### SCHRIFTLICHE AUFGABE 1
Überführe den Abschnitt der Einträge, der mit der ersten Zeile beginnt und mit der Zeile endet, die „top-y-axis-label: CO2 (ppm): [3, 125, 17, 184]“ enthält, in eine JSON-Liste von Zeichenketten mit je einem Element pro Zeile. Leerzeilen fallen weg.

### ZITIERTE TEXTSTELLE
========================================================================

Ich gebe es besser gleich zu. Ich bin Mitte dreißig. Ich bin nicht verheiratet. Ich habe keine Kinder. Ich bin weiblich, ledig, und ich bin glücklich.

Ich ahne, hier fangen viele an zu zweifeln. Das letzte Wort passt nicht ganz, meinen Sie? Weiblich, ledig und glücklich? Vor Ihrem Auge entsteht das Bild einer Frau, die trotzig etwas behauptet, das sie vielleicht gerade im Moment verspürt, aber doch nicht dauerhaft. Zumindest nicht in meinem Alter. Sie sind mit Ihrem Zweifel nicht alleine. Der Rest der Welt zweifelt auch. Einige an mir, einige an sich selbst und fast alle an uns. An uns Singlefrauen.

Mitte dreißig und Single. Mit diesen Merkmalen ist Selbstmitleid erlaubt, stand in einem einschlägigen Magazin. Denn diese Eckdaten einer Existenz bedeuten auf den ersten Blick vor allem eines: In diesem Alter einen Partner auf Augenhöhe zu finden, wird schwer. Überhaupt einen Partner zu finden, wird schwer. In den Augen vieler Menschen bin ich daher ein ziemlich tragischer Fall.

Mitte dreißig, Single, keine Kinder. Das sind Eckdaten meiner Geschichte. Das sind aber nicht nur meine, es sind auch die Eckdaten vieler anderer Frauen und Männer. Die Zahl der Singles liegt in Deutschland bei circa 25 Prozent, sie ist in den letzten Jahrzehnten deutlich gestiegen. In Großstädten liegt sie noch höher. Von den Frauen zwischen 40 und 44 sind gut 20 Prozent kinderlos, beinahe doppelt so viele wie noch im Jahr 1990. Fast jede fünfte Familie hat eine alleinerziehende Mutter oder einen alleinerziehenden Vater. In neun von zehn Fällen ist es allerdings eine alleinerziehende Mutter.

========================================================================

### BEREITGESTELLTES MATERIAL

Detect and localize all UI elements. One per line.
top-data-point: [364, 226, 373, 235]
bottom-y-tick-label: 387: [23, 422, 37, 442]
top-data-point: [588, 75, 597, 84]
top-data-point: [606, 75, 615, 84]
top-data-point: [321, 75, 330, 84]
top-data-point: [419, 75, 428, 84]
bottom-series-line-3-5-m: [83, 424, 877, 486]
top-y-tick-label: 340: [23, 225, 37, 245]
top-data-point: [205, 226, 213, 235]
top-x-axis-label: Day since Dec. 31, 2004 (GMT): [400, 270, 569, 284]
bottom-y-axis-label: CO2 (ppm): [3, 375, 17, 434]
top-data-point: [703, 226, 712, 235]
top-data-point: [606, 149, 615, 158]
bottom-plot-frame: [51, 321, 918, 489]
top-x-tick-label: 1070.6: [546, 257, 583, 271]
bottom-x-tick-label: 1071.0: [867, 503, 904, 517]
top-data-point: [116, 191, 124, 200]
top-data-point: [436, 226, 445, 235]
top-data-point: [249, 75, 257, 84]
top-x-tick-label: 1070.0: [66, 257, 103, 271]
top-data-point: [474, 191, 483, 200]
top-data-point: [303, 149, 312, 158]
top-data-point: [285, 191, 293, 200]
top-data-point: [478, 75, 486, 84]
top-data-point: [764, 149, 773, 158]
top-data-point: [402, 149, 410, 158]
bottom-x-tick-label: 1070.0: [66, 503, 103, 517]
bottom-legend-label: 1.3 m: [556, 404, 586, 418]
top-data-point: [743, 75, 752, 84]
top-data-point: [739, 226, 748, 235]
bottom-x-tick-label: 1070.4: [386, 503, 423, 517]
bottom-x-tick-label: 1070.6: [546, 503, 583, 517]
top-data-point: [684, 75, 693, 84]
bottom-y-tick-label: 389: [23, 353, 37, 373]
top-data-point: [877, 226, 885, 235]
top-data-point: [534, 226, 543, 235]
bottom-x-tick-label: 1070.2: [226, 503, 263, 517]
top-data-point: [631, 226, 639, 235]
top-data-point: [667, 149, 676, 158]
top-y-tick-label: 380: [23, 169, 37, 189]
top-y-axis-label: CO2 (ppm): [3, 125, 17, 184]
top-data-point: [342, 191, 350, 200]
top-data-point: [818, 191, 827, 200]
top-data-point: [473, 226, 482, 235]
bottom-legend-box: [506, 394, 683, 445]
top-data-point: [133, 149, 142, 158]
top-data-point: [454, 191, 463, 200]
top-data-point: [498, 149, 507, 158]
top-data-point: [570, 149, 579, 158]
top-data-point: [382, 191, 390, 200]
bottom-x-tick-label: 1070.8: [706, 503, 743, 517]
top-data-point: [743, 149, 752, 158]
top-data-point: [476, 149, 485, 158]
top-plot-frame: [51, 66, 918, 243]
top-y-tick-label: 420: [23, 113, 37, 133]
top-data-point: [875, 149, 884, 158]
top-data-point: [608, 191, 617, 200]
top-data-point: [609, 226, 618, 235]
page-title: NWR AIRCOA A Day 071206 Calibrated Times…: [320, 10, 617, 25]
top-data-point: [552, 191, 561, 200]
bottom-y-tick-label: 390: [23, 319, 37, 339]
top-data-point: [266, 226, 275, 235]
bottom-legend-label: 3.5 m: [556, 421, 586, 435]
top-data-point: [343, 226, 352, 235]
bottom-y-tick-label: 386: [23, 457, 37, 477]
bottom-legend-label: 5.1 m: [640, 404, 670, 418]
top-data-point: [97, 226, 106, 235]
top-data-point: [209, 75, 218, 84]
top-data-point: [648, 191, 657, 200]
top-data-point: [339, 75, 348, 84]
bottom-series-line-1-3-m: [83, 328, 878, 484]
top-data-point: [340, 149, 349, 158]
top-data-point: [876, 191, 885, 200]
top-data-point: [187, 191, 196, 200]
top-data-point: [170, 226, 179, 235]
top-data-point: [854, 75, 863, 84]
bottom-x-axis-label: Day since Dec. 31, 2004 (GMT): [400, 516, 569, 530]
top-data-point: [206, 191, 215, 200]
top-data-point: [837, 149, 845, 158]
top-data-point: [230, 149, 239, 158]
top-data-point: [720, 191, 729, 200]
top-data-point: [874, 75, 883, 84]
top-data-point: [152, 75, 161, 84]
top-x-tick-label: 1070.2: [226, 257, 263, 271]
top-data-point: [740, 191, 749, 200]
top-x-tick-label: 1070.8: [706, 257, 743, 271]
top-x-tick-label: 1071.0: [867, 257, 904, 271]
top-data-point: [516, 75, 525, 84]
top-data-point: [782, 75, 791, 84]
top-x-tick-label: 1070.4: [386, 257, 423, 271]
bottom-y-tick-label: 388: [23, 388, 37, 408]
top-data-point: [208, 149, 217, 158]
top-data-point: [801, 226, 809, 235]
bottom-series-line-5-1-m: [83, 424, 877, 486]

========================================================================

### SCHRIFTLICHE AUFGABE 2
Übersetze aus dem Text über Singlefrauen den Satz „Die Zahl der Singles liegt in Deutschland bei circa 25 Prozent, sie ist in den letzten Jahrzehnten deutlich gestiegen.“ ins Englische.

### LÖSUNG 1
[
  "Detect and localize all UI elements. One per line.",
  "top-data-point: [364, 226, 373, 235]",
  "bottom-y-tick-label: 387: [23, 422, 37, 442]",
  "top-data-point: [588, 75, 597, 84]",
  "top-data-point: [606, 75, 615, 84]",
  "top-data-point: [321, 75, 330, 84]",
  "top-data-point: [419, 75, 428, 84]",
  "bottom-series-line-3-5-m: [83, 424, 877, 486]",
  "top-y-tick-label: 340: [23, 225, 37, 245]",
  "top-data-point: [205, 226, 213, 235]",
  "top-x-axis-label: Day since Dec. 31, 2004 (GMT): [400, 270, 569, 284]",
  "bottom-y-axis-label: CO2 (ppm): [3, 375, 17, 434]",
  "top-data-point: [703, 226, 712, 235]",
  "top-data-point: [606, 149, 615, 158]",
  "bottom-plot-frame: [51, 321, 918, 489]",
  "top-x-tick-label: 1070.6: [546, 257, 583, 271]",
  "bottom-x-tick-label: 1071.0: [867, 503, 904, 517]",
  "top-data-point: [116, 191, 124, 200]",
  "top-data-point: [436, 226, 445, 235]",
  "top-data-point: [249, 75, 257, 84]",
  "top-x-tick-label: 1070.0: [66, 257, 103, 271]",
  "top-data-point: [474, 191, 483, 200]",
  "top-data-point: [303, 149, 312, 158]",
  "top-data-point: [285, 191, 293, 200]",
  "top-data-point: [478, 75, 486, 84]",
  "top-data-point: [764, 149, 773, 158]",
  "top-data-point: [402, 149, 410, 158]",
  "bottom-x-tick-label: 1070.0: [66, 503, 103, 517]",
  "bottom-legend-label: 1.3 m: [556, 404, 586, 418]",
  "top-data-point: [743, 75, 752, 84]",
  "top-data-point: [739, 226, 748, 235]",
  "bottom-x-tick-label: 1070.4: [386, 503, 423, 517]",
  "bottom-x-tick-label: 1070.6: [546, 503, 583, 517]",
  "top-data-point: [684, 75, 693, 84]",
  "bottom-y-tick-label: 389: [23, 353, 37, 373]",
  "top-data-point: [877, 226, 885, 235]",
  "top-data-point: [534, 226, 543, 235]",
  "bottom-x-tick-label: 1070.2: [226, 503, 263, 517]",
  "top-data-point: [631, 226, 639, 235]",
  "top-data-point: [667, 149, 676, 158]",
  "top-y-tick-label: 380: [23, 169, 37, 189]",
  "top-y-axis-label: CO2 (ppm): [3, 125, 17, 184]"
]

### LÖSUNG 2
The number of singles in Germany is around 25 percent; it has risen considerably in recent decades.